== CHALLENGE ==
Here are some records; copy every line that holds the word "field".

(Records from a collection)
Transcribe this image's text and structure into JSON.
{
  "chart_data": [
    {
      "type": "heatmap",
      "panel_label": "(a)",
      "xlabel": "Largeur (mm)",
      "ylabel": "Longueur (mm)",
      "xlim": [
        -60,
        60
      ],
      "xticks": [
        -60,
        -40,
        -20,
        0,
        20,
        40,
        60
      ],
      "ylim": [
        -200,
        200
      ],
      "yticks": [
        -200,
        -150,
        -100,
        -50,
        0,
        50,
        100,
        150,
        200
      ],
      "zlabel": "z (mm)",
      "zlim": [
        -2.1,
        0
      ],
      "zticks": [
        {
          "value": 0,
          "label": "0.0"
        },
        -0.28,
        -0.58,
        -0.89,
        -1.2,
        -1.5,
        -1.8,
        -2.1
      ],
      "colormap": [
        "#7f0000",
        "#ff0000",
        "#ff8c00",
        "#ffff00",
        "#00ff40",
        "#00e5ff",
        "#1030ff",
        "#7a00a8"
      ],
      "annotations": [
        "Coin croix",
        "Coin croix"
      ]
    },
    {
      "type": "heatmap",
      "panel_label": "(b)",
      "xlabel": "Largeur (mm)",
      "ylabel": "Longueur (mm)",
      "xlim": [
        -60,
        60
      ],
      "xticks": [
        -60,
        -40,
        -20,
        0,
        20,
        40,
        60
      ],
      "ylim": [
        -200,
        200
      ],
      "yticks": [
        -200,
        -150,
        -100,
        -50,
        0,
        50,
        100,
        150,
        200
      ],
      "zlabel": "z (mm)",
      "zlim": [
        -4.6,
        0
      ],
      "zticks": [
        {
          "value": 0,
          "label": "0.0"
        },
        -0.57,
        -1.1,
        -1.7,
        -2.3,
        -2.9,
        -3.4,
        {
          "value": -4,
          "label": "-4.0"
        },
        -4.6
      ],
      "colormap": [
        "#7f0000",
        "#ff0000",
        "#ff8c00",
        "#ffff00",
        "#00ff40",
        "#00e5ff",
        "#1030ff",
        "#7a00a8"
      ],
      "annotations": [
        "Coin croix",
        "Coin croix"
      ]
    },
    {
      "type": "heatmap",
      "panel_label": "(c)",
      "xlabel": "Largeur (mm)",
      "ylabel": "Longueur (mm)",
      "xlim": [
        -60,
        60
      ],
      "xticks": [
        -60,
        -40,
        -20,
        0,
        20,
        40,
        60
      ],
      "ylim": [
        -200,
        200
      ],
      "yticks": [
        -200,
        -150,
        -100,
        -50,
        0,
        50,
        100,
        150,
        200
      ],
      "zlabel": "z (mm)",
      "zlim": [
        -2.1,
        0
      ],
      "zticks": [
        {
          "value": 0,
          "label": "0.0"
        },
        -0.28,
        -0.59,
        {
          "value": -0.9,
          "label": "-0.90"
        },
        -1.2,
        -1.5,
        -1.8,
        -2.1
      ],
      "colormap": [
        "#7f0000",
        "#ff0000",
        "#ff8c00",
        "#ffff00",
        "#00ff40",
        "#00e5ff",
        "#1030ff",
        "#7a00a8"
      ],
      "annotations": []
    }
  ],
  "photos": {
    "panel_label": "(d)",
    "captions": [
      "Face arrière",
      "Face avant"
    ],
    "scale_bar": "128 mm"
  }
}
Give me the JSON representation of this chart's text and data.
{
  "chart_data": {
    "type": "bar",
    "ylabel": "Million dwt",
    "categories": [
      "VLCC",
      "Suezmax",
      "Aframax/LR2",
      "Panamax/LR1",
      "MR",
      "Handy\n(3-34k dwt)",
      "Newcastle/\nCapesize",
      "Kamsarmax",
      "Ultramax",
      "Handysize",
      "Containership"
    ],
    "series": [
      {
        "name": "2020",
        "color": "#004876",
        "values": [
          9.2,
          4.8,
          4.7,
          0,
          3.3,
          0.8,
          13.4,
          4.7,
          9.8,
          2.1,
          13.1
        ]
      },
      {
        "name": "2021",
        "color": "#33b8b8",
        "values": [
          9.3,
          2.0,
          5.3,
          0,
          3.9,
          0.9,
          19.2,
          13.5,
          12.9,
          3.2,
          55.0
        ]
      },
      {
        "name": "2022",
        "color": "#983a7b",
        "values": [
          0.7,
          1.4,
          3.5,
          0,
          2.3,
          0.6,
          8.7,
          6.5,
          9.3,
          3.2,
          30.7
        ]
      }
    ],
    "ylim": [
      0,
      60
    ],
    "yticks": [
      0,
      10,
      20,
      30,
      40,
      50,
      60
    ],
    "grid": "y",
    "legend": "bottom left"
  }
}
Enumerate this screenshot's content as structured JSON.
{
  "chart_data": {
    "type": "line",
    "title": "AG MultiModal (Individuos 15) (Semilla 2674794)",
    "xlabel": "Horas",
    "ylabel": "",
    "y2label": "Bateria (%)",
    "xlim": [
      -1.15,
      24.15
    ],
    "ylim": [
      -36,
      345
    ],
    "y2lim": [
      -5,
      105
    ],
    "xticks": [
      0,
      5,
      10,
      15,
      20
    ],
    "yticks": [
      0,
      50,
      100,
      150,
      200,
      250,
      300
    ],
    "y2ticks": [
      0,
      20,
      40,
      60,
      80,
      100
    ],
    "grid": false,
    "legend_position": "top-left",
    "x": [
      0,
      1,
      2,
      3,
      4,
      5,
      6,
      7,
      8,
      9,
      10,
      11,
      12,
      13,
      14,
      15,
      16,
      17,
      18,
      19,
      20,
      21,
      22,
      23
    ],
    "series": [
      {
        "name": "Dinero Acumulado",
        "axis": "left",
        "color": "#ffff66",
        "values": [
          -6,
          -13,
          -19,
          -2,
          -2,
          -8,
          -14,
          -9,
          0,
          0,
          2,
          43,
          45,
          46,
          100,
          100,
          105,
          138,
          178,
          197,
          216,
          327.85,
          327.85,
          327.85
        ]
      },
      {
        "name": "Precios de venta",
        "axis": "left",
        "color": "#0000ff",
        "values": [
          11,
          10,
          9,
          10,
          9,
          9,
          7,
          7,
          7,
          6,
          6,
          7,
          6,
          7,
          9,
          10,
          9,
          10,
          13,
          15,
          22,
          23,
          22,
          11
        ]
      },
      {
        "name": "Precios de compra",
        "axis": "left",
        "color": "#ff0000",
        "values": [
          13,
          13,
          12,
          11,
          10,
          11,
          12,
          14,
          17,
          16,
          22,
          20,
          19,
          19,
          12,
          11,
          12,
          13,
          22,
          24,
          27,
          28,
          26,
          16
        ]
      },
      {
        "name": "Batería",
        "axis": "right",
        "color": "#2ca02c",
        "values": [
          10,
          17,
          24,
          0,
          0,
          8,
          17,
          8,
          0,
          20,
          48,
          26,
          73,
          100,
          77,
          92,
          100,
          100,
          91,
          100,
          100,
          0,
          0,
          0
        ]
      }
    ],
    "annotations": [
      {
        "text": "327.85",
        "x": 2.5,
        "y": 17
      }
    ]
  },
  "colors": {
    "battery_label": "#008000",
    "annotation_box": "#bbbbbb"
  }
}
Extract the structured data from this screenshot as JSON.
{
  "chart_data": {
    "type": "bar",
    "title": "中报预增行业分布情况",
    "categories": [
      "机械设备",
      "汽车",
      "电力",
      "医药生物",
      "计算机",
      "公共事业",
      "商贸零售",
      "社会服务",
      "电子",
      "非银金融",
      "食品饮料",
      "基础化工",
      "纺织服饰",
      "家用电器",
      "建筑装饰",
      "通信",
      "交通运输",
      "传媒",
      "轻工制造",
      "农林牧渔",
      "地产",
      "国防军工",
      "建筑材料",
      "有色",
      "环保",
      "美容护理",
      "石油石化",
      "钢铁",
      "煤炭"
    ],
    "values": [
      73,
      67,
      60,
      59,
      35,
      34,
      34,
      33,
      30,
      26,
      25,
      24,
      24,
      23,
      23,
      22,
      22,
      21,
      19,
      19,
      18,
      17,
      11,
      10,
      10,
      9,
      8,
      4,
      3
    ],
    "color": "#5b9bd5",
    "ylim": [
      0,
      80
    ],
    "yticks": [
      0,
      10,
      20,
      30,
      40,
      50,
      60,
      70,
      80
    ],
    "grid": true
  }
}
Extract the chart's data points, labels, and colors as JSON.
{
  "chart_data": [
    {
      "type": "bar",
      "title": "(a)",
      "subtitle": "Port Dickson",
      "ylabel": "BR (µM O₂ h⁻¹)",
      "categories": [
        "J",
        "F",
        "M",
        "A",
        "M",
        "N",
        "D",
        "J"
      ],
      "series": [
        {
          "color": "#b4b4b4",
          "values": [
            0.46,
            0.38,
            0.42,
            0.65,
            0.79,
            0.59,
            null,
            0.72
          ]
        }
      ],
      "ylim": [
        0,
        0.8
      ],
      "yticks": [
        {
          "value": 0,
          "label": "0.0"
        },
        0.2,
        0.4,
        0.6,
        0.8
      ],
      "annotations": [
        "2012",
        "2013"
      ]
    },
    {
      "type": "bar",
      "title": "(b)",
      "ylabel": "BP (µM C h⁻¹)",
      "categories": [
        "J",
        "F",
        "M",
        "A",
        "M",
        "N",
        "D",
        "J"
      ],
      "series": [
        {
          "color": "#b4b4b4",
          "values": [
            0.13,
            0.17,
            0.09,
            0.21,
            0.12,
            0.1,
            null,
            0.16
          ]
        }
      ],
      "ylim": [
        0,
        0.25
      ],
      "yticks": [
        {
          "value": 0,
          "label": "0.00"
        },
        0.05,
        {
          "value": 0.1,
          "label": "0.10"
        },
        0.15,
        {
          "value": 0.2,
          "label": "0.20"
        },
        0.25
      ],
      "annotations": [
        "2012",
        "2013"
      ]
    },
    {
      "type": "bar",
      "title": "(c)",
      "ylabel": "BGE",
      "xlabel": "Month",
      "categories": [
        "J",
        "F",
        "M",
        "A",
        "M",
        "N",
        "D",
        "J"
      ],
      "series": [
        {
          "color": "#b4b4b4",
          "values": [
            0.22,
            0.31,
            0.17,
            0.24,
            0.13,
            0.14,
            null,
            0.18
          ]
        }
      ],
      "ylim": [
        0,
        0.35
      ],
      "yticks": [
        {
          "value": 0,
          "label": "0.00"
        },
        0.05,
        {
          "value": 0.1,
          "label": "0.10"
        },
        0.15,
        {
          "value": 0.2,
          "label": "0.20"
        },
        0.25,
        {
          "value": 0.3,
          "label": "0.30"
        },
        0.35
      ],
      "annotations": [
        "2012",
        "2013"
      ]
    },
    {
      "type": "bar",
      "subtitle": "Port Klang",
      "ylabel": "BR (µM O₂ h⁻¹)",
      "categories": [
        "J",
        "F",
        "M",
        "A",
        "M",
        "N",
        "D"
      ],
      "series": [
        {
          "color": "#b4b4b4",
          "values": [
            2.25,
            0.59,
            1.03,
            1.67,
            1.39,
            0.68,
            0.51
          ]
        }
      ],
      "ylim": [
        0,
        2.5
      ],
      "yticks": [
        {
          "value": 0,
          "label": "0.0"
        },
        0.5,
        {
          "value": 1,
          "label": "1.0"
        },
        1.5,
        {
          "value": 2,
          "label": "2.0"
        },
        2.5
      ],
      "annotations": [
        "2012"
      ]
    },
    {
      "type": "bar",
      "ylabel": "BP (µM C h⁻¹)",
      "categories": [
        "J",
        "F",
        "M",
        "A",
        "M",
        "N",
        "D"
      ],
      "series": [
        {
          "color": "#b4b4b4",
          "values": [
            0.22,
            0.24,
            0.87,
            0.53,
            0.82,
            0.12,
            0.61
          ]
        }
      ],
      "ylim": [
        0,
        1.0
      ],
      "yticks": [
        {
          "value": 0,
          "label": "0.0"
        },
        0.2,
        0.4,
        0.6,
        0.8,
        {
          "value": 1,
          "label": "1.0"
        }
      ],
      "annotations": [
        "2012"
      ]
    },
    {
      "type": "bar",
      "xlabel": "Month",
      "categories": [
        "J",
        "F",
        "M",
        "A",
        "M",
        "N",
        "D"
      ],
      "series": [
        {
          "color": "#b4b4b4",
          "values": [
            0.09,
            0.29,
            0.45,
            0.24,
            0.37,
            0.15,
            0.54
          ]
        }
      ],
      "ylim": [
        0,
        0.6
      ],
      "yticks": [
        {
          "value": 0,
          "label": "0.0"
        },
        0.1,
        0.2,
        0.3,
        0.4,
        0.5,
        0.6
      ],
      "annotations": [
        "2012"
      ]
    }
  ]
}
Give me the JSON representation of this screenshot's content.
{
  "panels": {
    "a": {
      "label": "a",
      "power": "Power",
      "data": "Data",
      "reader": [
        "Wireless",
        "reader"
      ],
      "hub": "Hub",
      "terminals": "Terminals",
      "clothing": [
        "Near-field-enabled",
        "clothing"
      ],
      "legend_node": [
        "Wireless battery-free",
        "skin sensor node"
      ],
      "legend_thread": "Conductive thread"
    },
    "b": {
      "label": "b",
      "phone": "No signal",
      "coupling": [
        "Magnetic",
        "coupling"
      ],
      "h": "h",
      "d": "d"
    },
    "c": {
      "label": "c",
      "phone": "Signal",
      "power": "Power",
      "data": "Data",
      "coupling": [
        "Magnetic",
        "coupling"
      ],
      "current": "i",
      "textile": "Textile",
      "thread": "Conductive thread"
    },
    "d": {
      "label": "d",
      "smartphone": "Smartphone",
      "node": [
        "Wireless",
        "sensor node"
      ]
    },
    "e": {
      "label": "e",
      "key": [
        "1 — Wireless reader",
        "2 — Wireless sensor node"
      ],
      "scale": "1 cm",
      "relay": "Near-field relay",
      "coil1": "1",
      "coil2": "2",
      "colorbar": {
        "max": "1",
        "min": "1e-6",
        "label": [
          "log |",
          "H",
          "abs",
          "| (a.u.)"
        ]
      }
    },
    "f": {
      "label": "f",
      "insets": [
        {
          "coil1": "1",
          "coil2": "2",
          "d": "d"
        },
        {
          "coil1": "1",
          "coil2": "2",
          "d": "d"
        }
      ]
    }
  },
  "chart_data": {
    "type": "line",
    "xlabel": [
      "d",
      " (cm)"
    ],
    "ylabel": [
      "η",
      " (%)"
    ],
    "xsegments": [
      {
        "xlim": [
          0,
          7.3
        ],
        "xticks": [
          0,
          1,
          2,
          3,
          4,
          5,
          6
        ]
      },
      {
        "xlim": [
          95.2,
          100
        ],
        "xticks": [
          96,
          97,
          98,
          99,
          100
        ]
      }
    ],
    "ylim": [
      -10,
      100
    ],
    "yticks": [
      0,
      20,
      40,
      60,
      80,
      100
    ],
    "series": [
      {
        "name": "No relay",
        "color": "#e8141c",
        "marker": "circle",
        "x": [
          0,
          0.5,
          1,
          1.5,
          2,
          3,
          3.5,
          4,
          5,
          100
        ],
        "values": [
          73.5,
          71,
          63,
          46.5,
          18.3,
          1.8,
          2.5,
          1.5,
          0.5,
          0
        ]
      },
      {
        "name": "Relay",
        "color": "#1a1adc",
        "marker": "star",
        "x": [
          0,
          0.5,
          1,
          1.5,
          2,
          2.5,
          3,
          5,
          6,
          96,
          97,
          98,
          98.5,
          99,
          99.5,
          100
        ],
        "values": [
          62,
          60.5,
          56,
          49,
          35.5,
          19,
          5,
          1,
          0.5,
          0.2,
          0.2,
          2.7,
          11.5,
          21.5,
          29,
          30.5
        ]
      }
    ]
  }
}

== WORKED SOLUTION ==
        "Near-field-enabled",
      "relay": "Near-field relay",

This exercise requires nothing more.